■ To do:
Repeat each entry word for word. Leave any images out of the copy.

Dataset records
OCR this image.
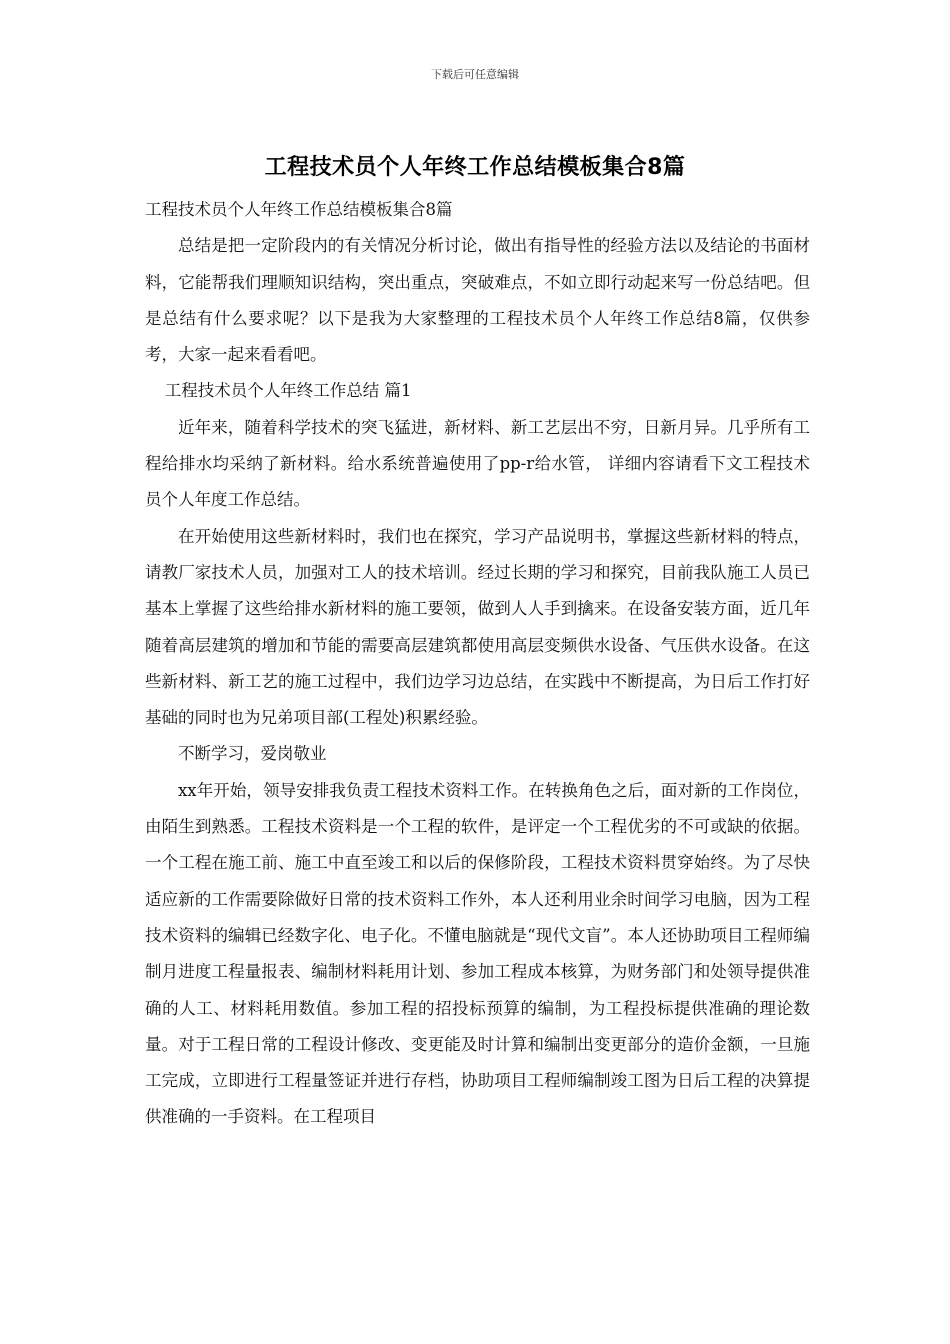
下载后可任意编辑
工程技术员个人年终工作总结模板集合8篇

工程技术员个人年终工作总结模板集合8篇

总结是把一定阶段内的有关情况分析讨论，做出有指导性的经验方法以及结论的书面材料，它能帮我们理顺知识结构，突出重点，突破难点，不如立即行动起来写一份总结吧。但是总结有什么要求呢？以下是我为大家整理的工程技术员个人年终工作总结8篇，仅供参考，大家一起来看看吧。

工程技术员个人年终工作总结 篇1

近年来，随着科学技术的突飞猛进，新材料、新工艺层出不穷，日新月异。几乎所有工程给排水均采纳了新材料。给水系统普遍使用了pp-r给水管， 详细内容请看下文工程技术员个人年度工作总结。

在开始使用这些新材料时，我们也在探究，学习产品说明书，掌握这些新材料的特点，请教厂家技术人员，加强对工人的技术培训。经过长期的学习和探究，目前我队施工人员已基本上掌握了这些给排水新材料的施工要领，做到人人手到擒来。在设备安装方面，近几年随着高层建筑的增加和节能的需要高层建筑都使用高层变频供水设备、气压供水设备。在这些新材料、新工艺的施工过程中，我们边学习边总结，在实践中不断提高，为日后工作打好基础的同时也为兄弟项目部(工程处)积累经验。

不断学习，爱岗敬业

xx年开始，领导安排我负责工程技术资料工作。在转换角色之后，面对新的工作岗位，由陌生到熟悉。工程技术资料是一个工程的软件，是评定一个工程优劣的不可或缺的依据。一个工程在施工前、施工中直至竣工和以后的保修阶段，工程技术资料贯穿始终。为了尽快适应新的工作需要除做好日常的技术资料工作外，本人还利用业余时间学习电脑，因为工程技术资料的编辑已经数字化、电子化。不懂电脑就是“现代文盲”。本人还协助项目工程师编制月进度工程量报表、编制材料耗用计划、参加工程成本核算，为财务部门和处领导提供准确的人工、材料耗用数值。参加工程的招投标预算的编制，为工程投标提供准确的理论数量。对于工程日常的工程设计修改、变更能及时计算和编制出变更部分的造价金额，一旦施工完成，立即进行工程量签证并进行存档，协助项目工程师编制竣工图为日后工程的决算提供准确的一手资料。在工程项目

■ Completed task:
OCR this image.
下载后可任意编辑
工程技术员个人年终工作总结模板集合8篇

工程技术员个人年终工作总结模板集合8篇

总结是把一定阶段内的有关情况分析讨论，做出有指导性的经验方法以及结论的书面材料，它能帮我们理顺知识结构，突出重点，突破难点，不如立即行动起来写一份总结吧。但是总结有什么要求呢？以下是我为大家整理的工程技术员个人年终工作总结8篇，仅供参考，大家一起来看看吧。

工程技术员个人年终工作总结 篇1

近年来，随着科学技术的突飞猛进，新材料、新工艺层出不穷，日新月异。几乎所有工程给排水均采纳了新材料。给水系统普遍使用了pp-r给水管， 详细内容请看下文工程技术员个人年度工作总结。

在开始使用这些新材料时，我们也在探究，学习产品说明书，掌握这些新材料的特点，请教厂家技术人员，加强对工人的技术培训。经过长期的学习和探究，目前我队施工人员已基本上掌握了这些给排水新材料的施工要领，做到人人手到擒来。在设备安装方面，近几年随着高层建筑的增加和节能的需要高层建筑都使用高层变频供水设备、气压供水设备。在这些新材料、新工艺的施工过程中，我们边学习边总结，在实践中不断提高，为日后工作打好基础的同时也为兄弟项目部(工程处)积累经验。

不断学习，爱岗敬业

xx年开始，领导安排我负责工程技术资料工作。在转换角色之后，面对新的工作岗位，由陌生到熟悉。工程技术资料是一个工程的软件，是评定一个工程优劣的不可或缺的依据。一个工程在施工前、施工中直至竣工和以后的保修阶段，工程技术资料贯穿始终。为了尽快适应新的工作需要除做好日常的技术资料工作外，本人还利用业余时间学习电脑，因为工程技术资料的编辑已经数字化、电子化。不懂电脑就是“现代文盲”。本人还协助项目工程师编制月进度工程量报表、编制材料耗用计划、参加工程成本核算，为财务部门和处领导提供准确的人工、材料耗用数值。参加工程的招投标预算的编制，为工程投标提供准确的理论数量。对于工程日常的工程设计修改、变更能及时计算和编制出变更部分的造价金额，一旦施工完成，立即进行工程量签证并进行存档，协助项目工程师编制竣工图为日后工程的决算提供准确的一手资料。在工程项目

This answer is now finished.